Collection entries
++++++++++++++++++++

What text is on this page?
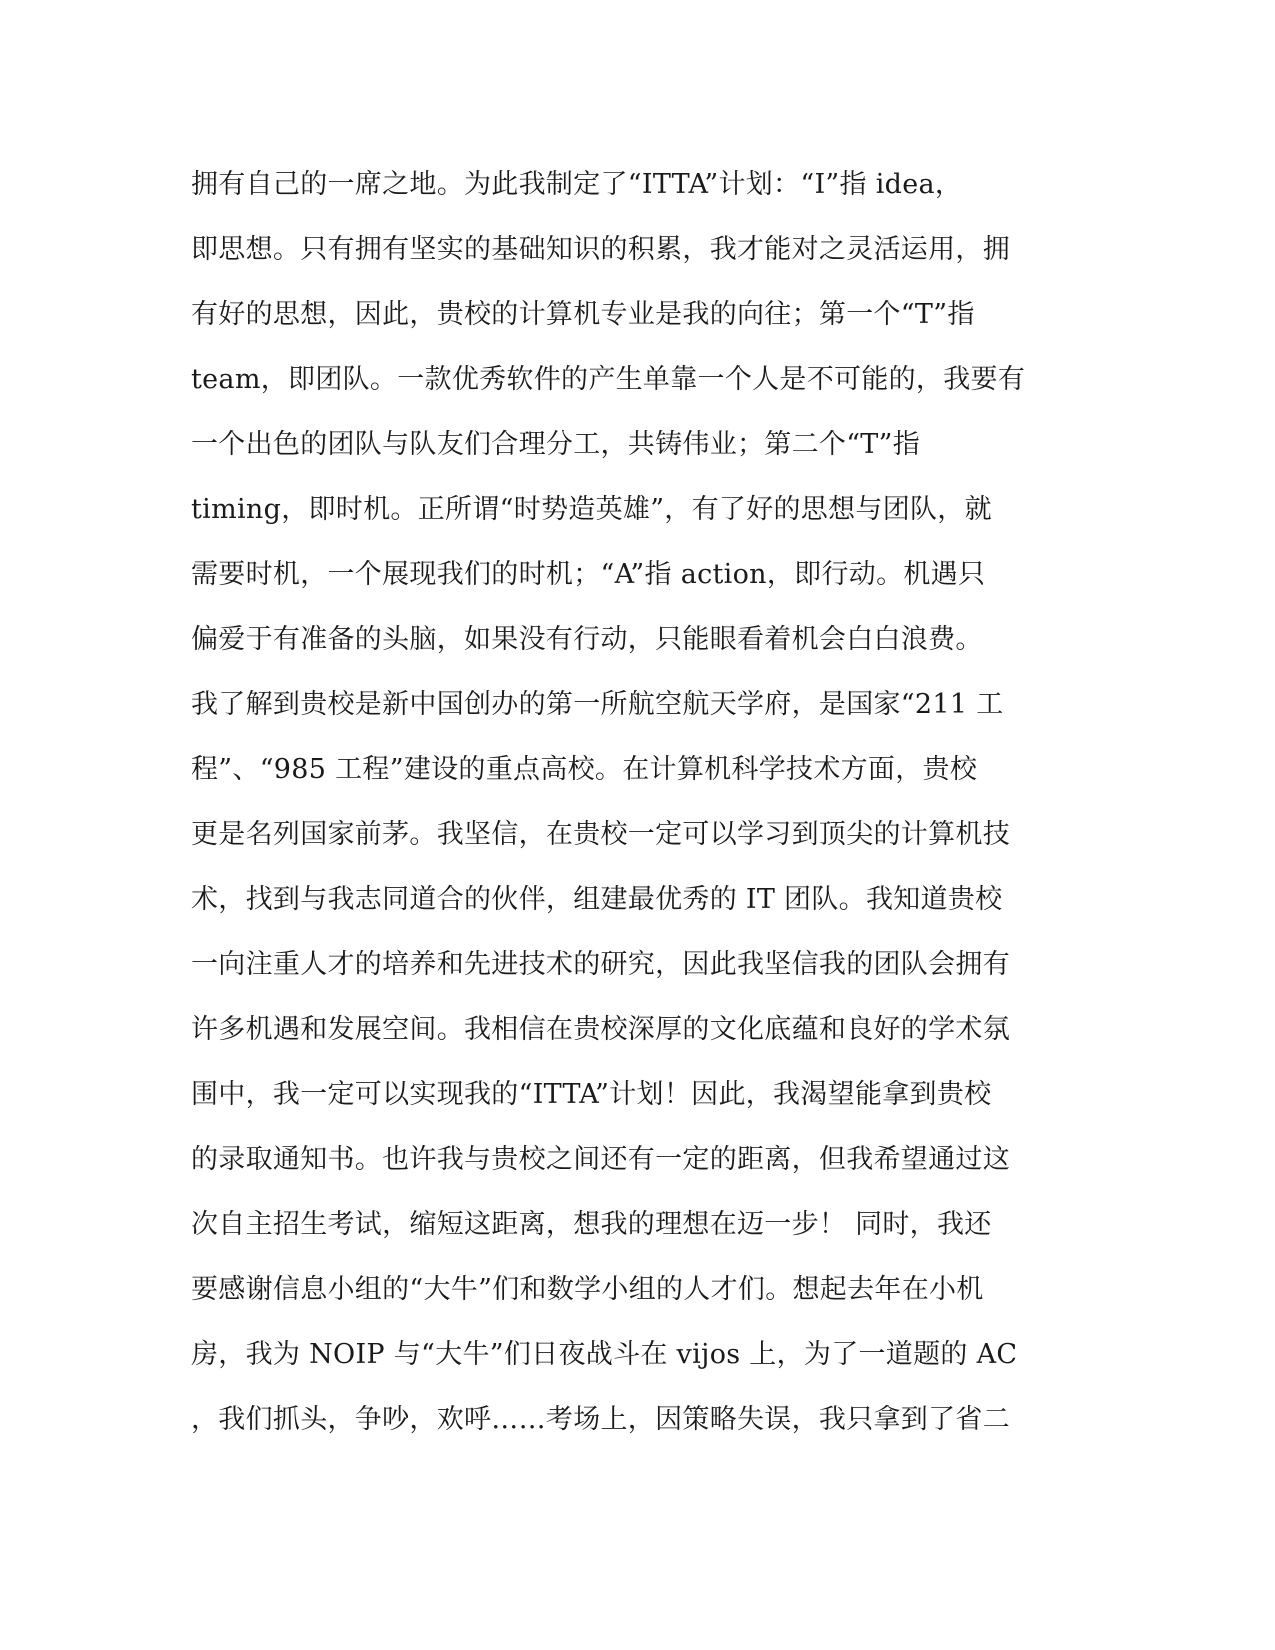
拥有自己的一席之地。为此我制定了“ITTA”计划：“I”指 idea，
即思想。只有拥有坚实的基础知识的积累，我才能对之灵活运用，拥
有好的思想，因此，贵校的计算机专业是我的向往；第一个“T”指
team，即团队。一款优秀软件的产生单靠一个人是不可能的，我要有
一个出色的团队与队友们合理分工，共铸伟业；第二个“T”指
timing，即时机。正所谓“时势造英雄”，有了好的思想与团队，就
需要时机，一个展现我们的时机；“A”指 action，即行动。机遇只
偏爱于有准备的头脑，如果没有行动，只能眼看着机会白白浪费。
我了解到贵校是新中国创办的第一所航空航天学府，是国家“211 工
程”、“985 工程”建设的重点高校。在计算机科学技术方面，贵校
更是名列国家前茅。我坚信，在贵校一定可以学习到顶尖的计算机技
术，找到与我志同道合的伙伴，组建最优秀的 IT 团队。我知道贵校
一向注重人才的培养和先进技术的研究，因此我坚信我的团队会拥有
许多机遇和发展空间。我相信在贵校深厚的文化底蕴和良好的学术氛
围中，我一定可以实现我的“ITTA”计划！因此，我渴望能拿到贵校
的录取通知书。也许我与贵校之间还有一定的距离，但我希望通过这
次自主招生考试，缩短这距离，想我的理想在迈一步！ 同时，我还
要感谢信息小组的“大牛”们和数学小组的人才们。想起去年在小机
房，我为 NOIP 与“大牛”们日夜战斗在 vijos 上，为了一道题的 AC
，我们抓头，争吵，欢呼……考场上，因策略失误，我只拿到了省二
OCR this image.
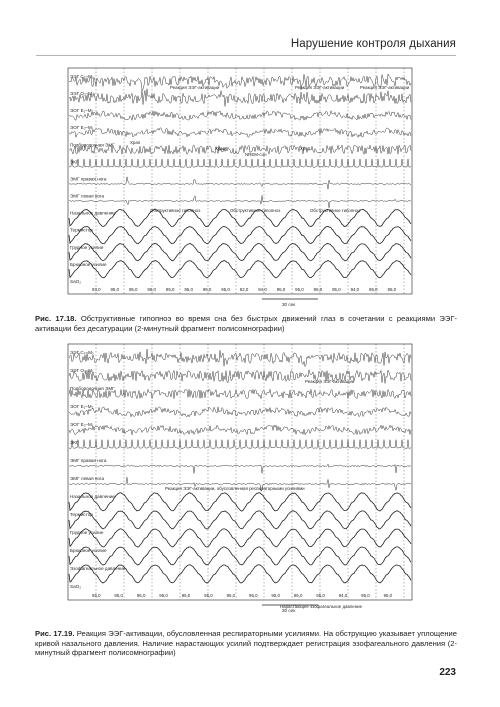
Нарушение контроля дыхания
ЭЭГ C₃–M₂
ЭЭГ O₂–M₁
ЭОГ E₁–M₂
ЭОГ E₂–M₁
Подбородочная ЭМГ
ЭКГ
ЭМГ правая нога
ЭМГ левая нога
Назальное давление
Термистор
Грудное усилие
Брюшное усилие
SaO₂
93,0 95,0 95,0 95,0 95,0 95,0 95,0 95,0 92,0 94,0 95,0 95,0 95,0 95,0 94,0 95,0 95,0
30 сек
Реакция ЭЭГ-активации	Реакция ЭЭГ-активации	Реакция ЭЭГ-активации
Храп
Храп	Храп
NREM-сон
Обструктивное гипопноэ	Обструктивное гипопноэ	Обструктивное гипопноэ
Рис. 17.18. Обструктивные гипопноэ во время сна без быстрых движений глаз в сочетании с реакциями ЭЭГ-активации без десатурации (2-минутный фрагмент полисомнографии)
ЭЭГ C₃–M₂
ЭЭГ O₂–M₁
Подбородочная ЭМГ
ЭОГ E₁–M₂
ЭОГ E₂–M₁
ЭКГ
ЭМГ правая нога
ЭМГ левая нога
Назальное давление
Термистор
Грудное усилие
Брюшное усилие
Эзофагеальное давление
SaO₂
95,0	95,0	95,0	95,0	95,0	95,0	95,0	95,0	95,0	95,0	95,0	94,0	95,0	95,0
30 сек
Реакция ЭЭГ-активации
Реакция ЭЭГ-активации, обусловленная респираторными усилиями
Нарастающее эзофагеальное давление
Рис. 17.19. Реакция ЭЭГ-активации, обусловленная респираторными усилиями. На обструкцию указывает уплощение кривой назального давления. Наличие нарастающих усилий подтверждает регистрация эзофагеального давления (2-минутный фрагмент полисомнографии)
223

++++++++++++++++++++

The problem
Pick out each line above that includes "фрагмент" and show it.

Task output
Рис. 17.18. Обструктивные гипопноэ во время сна без быстрых движений глаз в сочетании с реакциями ЭЭГ-активации без десатурации (2-минутный фрагмент полисомнографии)
Рис. 17.19. Реакция ЭЭГ-активации, обусловленная респираторными усилиями. На обструкцию указывает уплощение кривой назального давления. Наличие нарастающих усилий подтверждает регистрация эзофагеального давления (2-минутный фрагмент полисомнографии)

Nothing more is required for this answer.